-- start Supplied data --

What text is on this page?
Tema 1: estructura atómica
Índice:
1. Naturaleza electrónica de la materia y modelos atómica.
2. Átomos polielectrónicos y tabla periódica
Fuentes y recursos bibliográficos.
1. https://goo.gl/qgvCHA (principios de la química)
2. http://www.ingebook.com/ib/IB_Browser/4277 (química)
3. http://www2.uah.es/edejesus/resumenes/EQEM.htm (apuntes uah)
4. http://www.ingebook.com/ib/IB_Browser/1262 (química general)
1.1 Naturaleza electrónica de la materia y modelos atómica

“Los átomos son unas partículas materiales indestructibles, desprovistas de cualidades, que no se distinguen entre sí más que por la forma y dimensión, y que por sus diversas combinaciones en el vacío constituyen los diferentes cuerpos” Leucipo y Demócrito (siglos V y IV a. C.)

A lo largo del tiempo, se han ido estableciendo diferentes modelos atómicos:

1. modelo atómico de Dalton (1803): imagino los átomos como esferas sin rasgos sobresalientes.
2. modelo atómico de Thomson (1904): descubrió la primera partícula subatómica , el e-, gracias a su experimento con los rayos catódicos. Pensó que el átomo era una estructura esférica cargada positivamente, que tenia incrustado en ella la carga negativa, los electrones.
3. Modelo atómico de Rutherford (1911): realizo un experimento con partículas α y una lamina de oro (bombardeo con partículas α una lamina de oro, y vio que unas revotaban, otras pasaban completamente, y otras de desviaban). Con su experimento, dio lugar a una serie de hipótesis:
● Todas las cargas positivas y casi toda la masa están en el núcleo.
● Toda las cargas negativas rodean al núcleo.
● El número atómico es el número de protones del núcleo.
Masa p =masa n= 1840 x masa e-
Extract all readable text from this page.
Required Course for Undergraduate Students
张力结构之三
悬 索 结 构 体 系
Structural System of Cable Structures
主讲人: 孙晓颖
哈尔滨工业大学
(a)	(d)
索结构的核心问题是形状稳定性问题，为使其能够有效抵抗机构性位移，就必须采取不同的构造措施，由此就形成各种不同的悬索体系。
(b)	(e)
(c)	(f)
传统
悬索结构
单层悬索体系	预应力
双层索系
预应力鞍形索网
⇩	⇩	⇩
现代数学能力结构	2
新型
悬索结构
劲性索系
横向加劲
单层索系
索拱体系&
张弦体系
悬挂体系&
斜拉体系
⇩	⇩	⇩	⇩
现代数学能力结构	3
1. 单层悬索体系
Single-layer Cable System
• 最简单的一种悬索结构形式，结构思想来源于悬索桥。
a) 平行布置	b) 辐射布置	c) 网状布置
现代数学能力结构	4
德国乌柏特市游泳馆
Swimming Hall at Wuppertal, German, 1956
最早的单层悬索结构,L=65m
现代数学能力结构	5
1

-- end Supplied data --

== Problem ==
Which lines contain the word "text"? Return each of them.

== Finished answer ==
What text is on this page?
Extract all readable text from this page.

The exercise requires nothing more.